Request: Can you transcribe every entry word for word, skipping the images?

(Dataset entries)
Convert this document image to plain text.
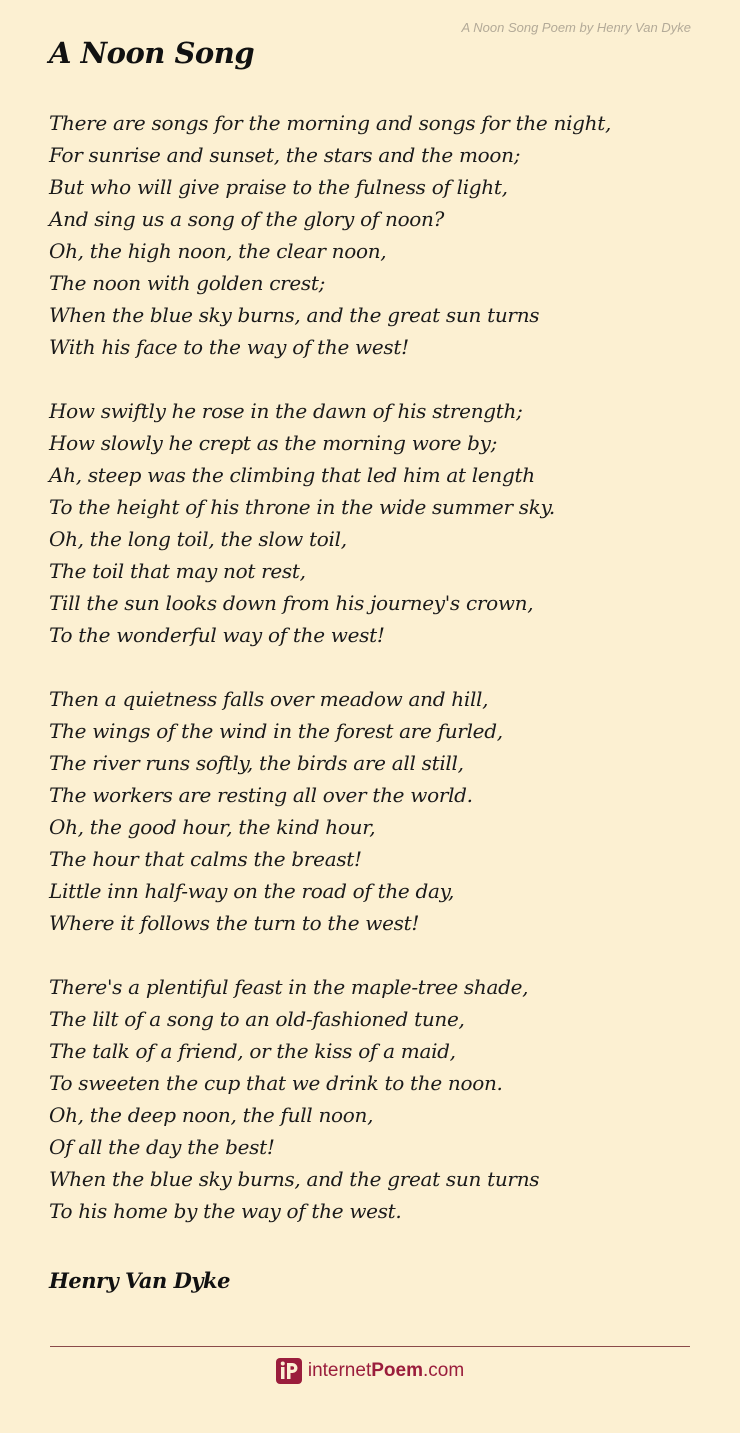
A Noon Song Poem by Henry Van Dyke
A Noon Song
There are songs for the morning and songs for the night,
For sunrise and sunset, the stars and the moon;
But who will give praise to the fulness of light,
And sing us a song of the glory of noon?
Oh, the high noon, the clear noon,
The noon with golden crest;
When the blue sky burns, and the great sun turns
With his face to the way of the west!
How swiftly he rose in the dawn of his strength;
How slowly he crept as the morning wore by;
Ah, steep was the climbing that led him at length
To the height of his throne in the wide summer sky.
Oh, the long toil, the slow toil,
The toil that may not rest,
Till the sun looks down from his journey's crown,
To the wonderful way of the west!
Then a quietness falls over meadow and hill,
The wings of the wind in the forest are furled,
The river runs softly, the birds are all still,
The workers are resting all over the world.
Oh, the good hour, the kind hour,
The hour that calms the breast!
Little inn half-way on the road of the day,
Where it follows the turn to the west!
There's a plentiful feast in the maple-tree shade,
The lilt of a song to an old-fashioned tune,
The talk of a friend, or the kiss of a maid,
To sweeten the cup that we drink to the noon.
Oh, the deep noon, the full noon,
Of all the day the best!
When the blue sky burns, and the great sun turns
To his home by the way of the west.
Henry Van Dyke
internetPoem.com
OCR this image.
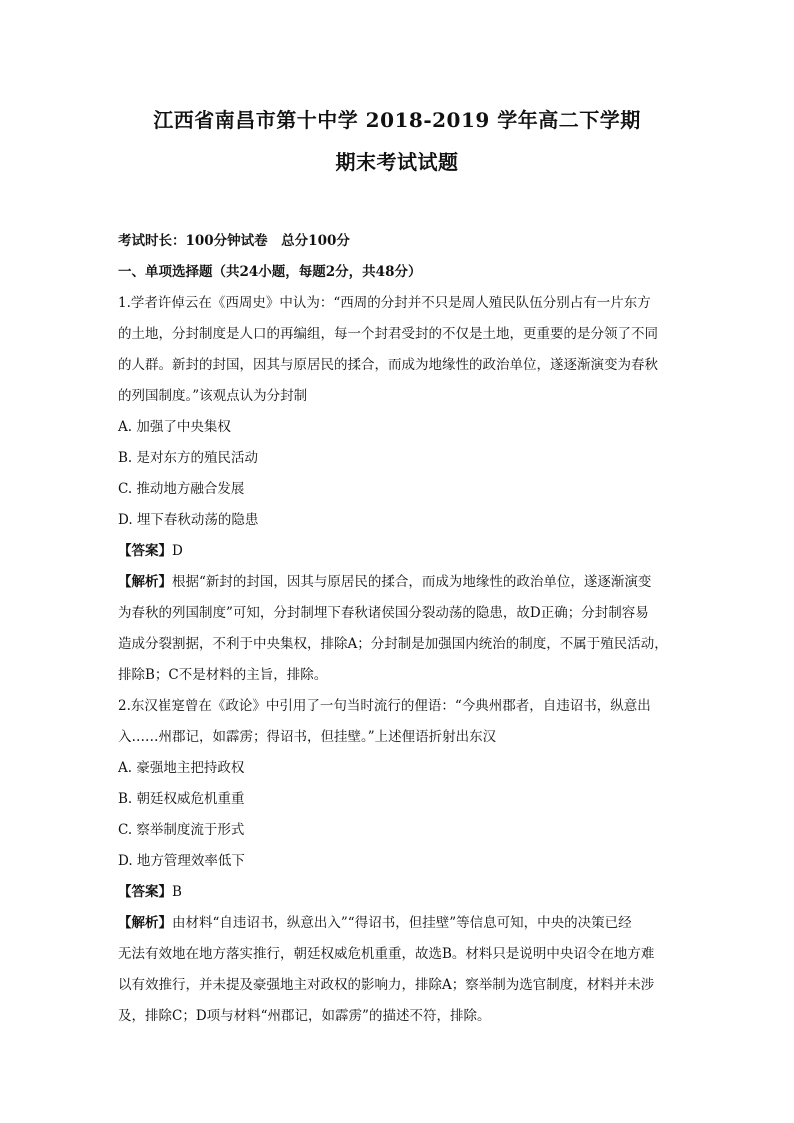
江西省南昌市第十中学 2018-2019 学年高二下学期
期末考试试题
考试时长：100分钟试卷　总分100分
一、单项选择题（共24小题，每题2分，共48分）
1.学者许倬云在《西周史》中认为：“西周的分封并不只是周人殖民队伍分别占有一片东方
的土地，分封制度是人口的再编组，每一个封君受封的不仅是土地，更重要的是分领了不同
的人群。新封的封国，因其与原居民的揉合，而成为地缘性的政治单位，遂逐渐演变为春秋
的列国制度。”该观点认为分封制
A. 加强了中央集权
B. 是对东方的殖民活动
C. 推动地方融合发展
D. 埋下春秋动荡的隐患
【答案】D
【解析】根据“新封的封国，因其与原居民的揉合，而成为地缘性的政治单位，遂逐渐演变
为春秋的列国制度”可知，分封制埋下春秋诸侯国分裂动荡的隐患，故D正确；分封制容易
造成分裂割据，不利于中央集权，排除A；分封制是加强国内统治的制度，不属于殖民活动，
排除B；C不是材料的主旨，排除。
2.东汉崔寔曾在《政论》中引用了一句当时流行的俚语：“今典州郡者，自违诏书，纵意出
入……州郡记，如霹雳；得诏书，但挂壁。”上述俚语折射出东汉
A. 豪强地主把持政权
B. 朝廷权威危机重重
C. 察举制度流于形式
D. 地方管理效率低下
【答案】B
【解析】由材料“自违诏书，纵意出入”“得诏书，但挂壁”等信息可知，中央的决策已经
无法有效地在地方落实推行，朝廷权威危机重重，故选B。材料只是说明中央诏令在地方难
以有效推行，并未提及豪强地主对政权的影响力，排除A；察举制为选官制度，材料并未涉
及，排除C；D项与材料“州郡记，如霹雳”的描述不符，排除。
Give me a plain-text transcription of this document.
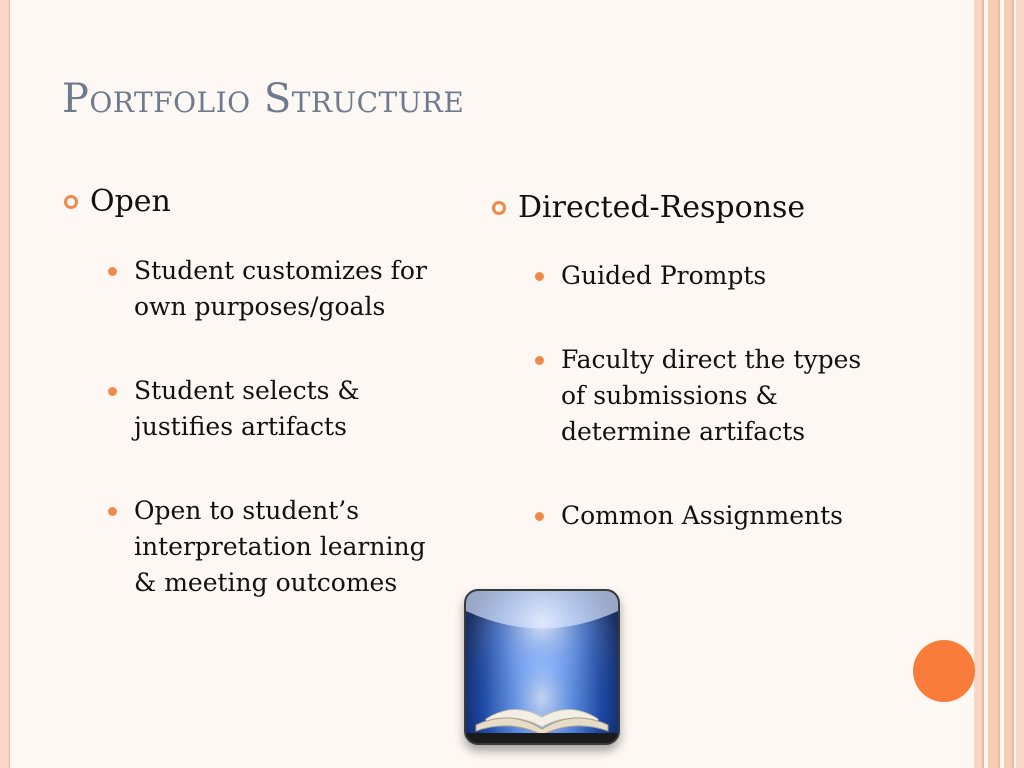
Portfolio Structure
Open
Student customizes for own purposes/goals
Student selects & justifies artifacts
Open to student’s interpretation learning & meeting outcomes
Directed-Response
Guided Prompts
Faculty direct the types of submissions & determine artifacts
Common Assignments
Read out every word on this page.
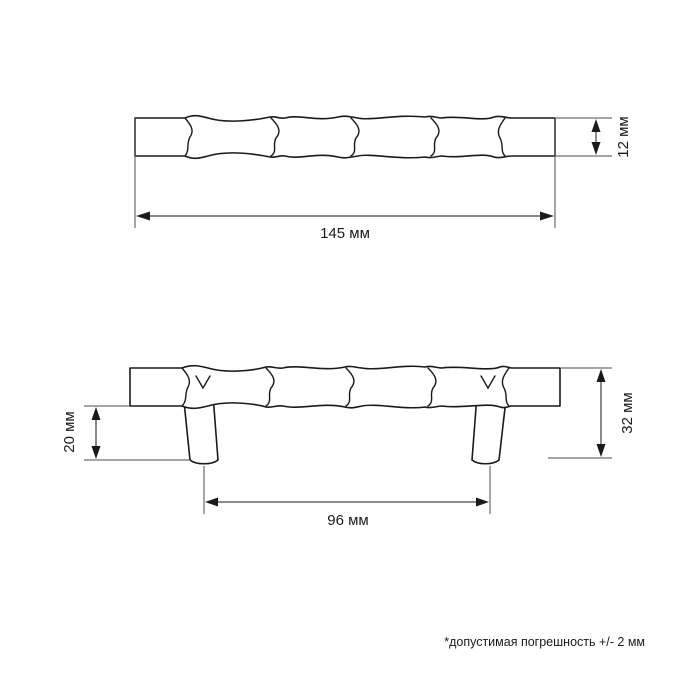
145 мм
12 мм
20 мм	32 мм
96 мм
*допустимая погрешность +/- 2 мм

Solved exercise:
Convert this document image to plain text.
A Noon Song Poem by Henry Van Dyke
A Noon Song
There are songs for the morning and songs for the night,
For sunrise and sunset, the stars and the moon;
But who will give praise to the fulness of light,
And sing us a song of the glory of noon?
Oh, the high noon, the clear noon,
The noon with golden crest;
When the blue sky burns, and the great sun turns
With his face to the way of the west!
How swiftly he rose in the dawn of his strength;
How slowly he crept as the morning wore by;
Ah, steep was the climbing that led him at length
To the height of his throne in the wide summer sky.
Oh, the long toil, the slow toil,
The toil that may not rest,
Till the sun looks down from his journey's crown,
To the wonderful way of the west!
Then a quietness falls over meadow and hill,
The wings of the wind in the forest are furled,
The river runs softly, the birds are all still,
The workers are resting all over the world.
Oh, the good hour, the kind hour,
The hour that calms the breast!
Little inn half-way on the road of the day,
Where it follows the turn to the west!
There's a plentiful feast in the maple-tree shade,
The lilt of a song to an old-fashioned tune,
The talk of a friend, or the kiss of a maid,
To sweeten the cup that we drink to the noon.
Oh, the deep noon, the full noon,
Of all the day the best!
When the blue sky burns, and the great sun turns
To his home by the way of the west.
Henry Van Dyke
internetPoem.com
OCR this image.
江西省南昌市第十中学 2018-2019 学年高二下学期
期末考试试题
考试时长：100分钟试卷　总分100分
一、单项选择题（共24小题，每题2分，共48分）
1.学者许倬云在《西周史》中认为：“西周的分封并不只是周人殖民队伍分别占有一片东方
的土地，分封制度是人口的再编组，每一个封君受封的不仅是土地，更重要的是分领了不同
的人群。新封的封国，因其与原居民的揉合，而成为地缘性的政治单位，遂逐渐演变为春秋
的列国制度。”该观点认为分封制
A. 加强了中央集权
B. 是对东方的殖民活动
C. 推动地方融合发展
D. 埋下春秋动荡的隐患
【答案】D
【解析】根据“新封的封国，因其与原居民的揉合，而成为地缘性的政治单位，遂逐渐演变
为春秋的列国制度”可知，分封制埋下春秋诸侯国分裂动荡的隐患，故D正确；分封制容易
造成分裂割据，不利于中央集权，排除A；分封制是加强国内统治的制度，不属于殖民活动，
排除B；C不是材料的主旨，排除。
2.东汉崔寔曾在《政论》中引用了一句当时流行的俚语：“今典州郡者，自违诏书，纵意出
入……州郡记，如霹雳；得诏书，但挂壁。”上述俚语折射出东汉
A. 豪强地主把持政权
B. 朝廷权威危机重重
C. 察举制度流于形式
D. 地方管理效率低下
【答案】B
【解析】由材料“自违诏书，纵意出入”“得诏书，但挂壁”等信息可知，中央的决策已经
无法有效地在地方落实推行，朝廷权威危机重重，故选B。材料只是说明中央诏令在地方难
以有效推行，并未提及豪强地主对政权的影响力，排除A；察举制为选官制度，材料并未涉
及，排除C；D项与材料“州郡记，如霹雳”的描述不符，排除。
Give me a plain-text transcription of this document.
Portfolio Structure
Open
Student customizes for own purposes/goals
Student selects & justifies artifacts
Open to student’s interpretation learning & meeting outcomes
Directed-Response
Guided Prompts
Faculty direct the types of submissions & determine artifacts
Common Assignments
Read out every word on this page.
145 мм
12 мм
20 мм	32 мм
96 мм
*допустимая погрешность +/- 2 мм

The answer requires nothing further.